List all lines of the data containing the word "motorového".

** Start DATA SUPPLIED **

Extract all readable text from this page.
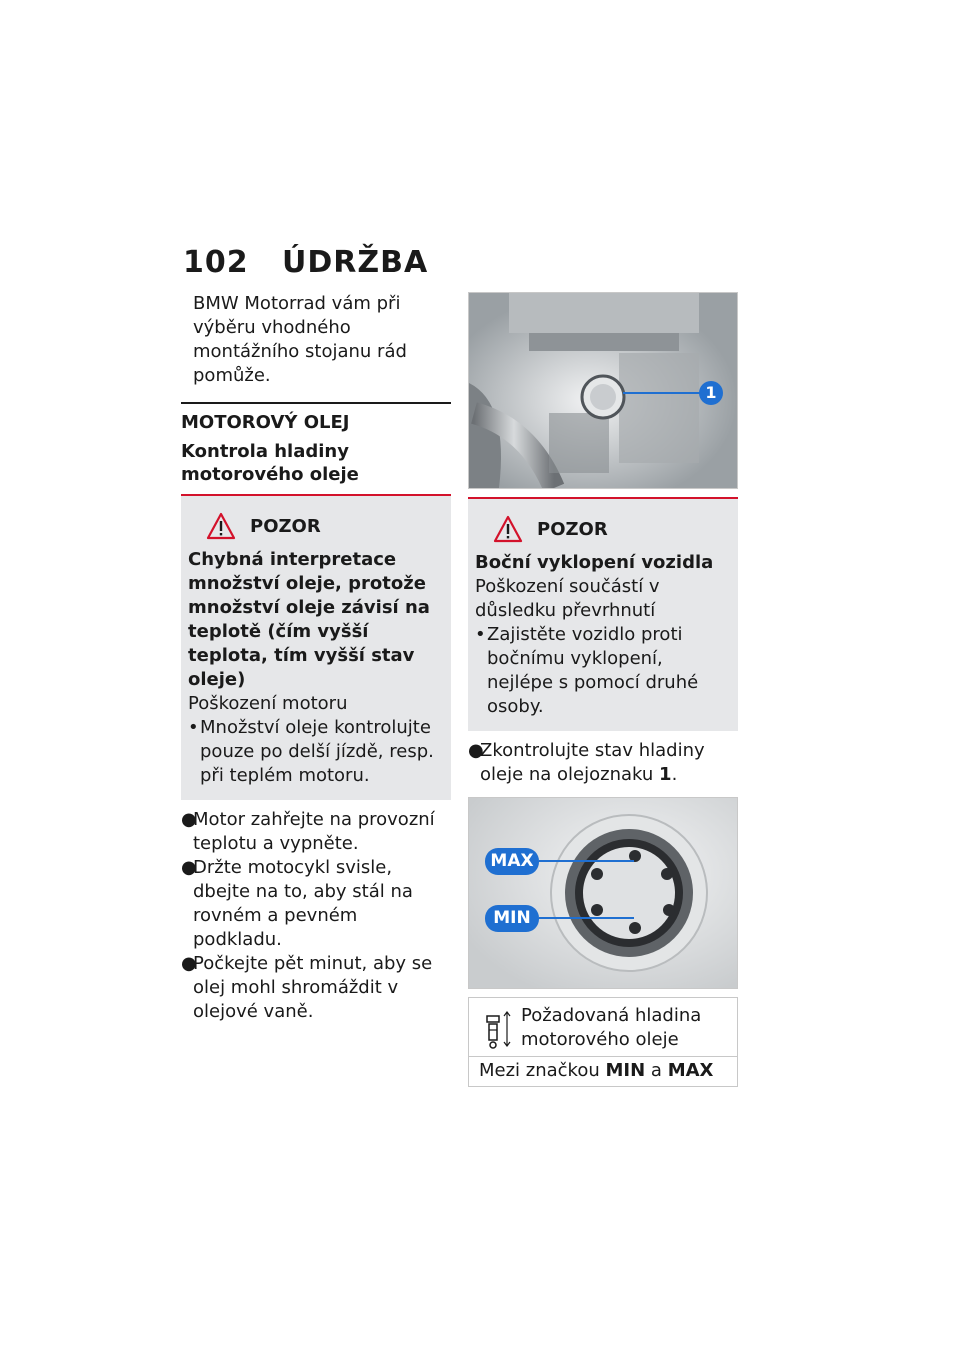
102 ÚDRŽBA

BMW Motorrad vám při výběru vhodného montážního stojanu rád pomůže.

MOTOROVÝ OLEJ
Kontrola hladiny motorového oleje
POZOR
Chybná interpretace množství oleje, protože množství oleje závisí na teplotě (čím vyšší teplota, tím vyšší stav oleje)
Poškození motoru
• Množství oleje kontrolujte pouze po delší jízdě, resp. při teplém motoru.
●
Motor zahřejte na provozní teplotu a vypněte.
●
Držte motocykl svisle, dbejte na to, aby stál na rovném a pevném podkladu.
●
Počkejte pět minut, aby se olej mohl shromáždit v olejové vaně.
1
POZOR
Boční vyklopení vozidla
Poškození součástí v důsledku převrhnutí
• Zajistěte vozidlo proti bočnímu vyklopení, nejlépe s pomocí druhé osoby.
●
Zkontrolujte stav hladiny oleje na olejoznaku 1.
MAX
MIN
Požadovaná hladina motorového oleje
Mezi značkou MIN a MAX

** End DATA SUPPLIED **

• RESPONSE TO THIS TASK:
Kontrola hladiny motorového oleje
Požadovaná hladina motorového oleje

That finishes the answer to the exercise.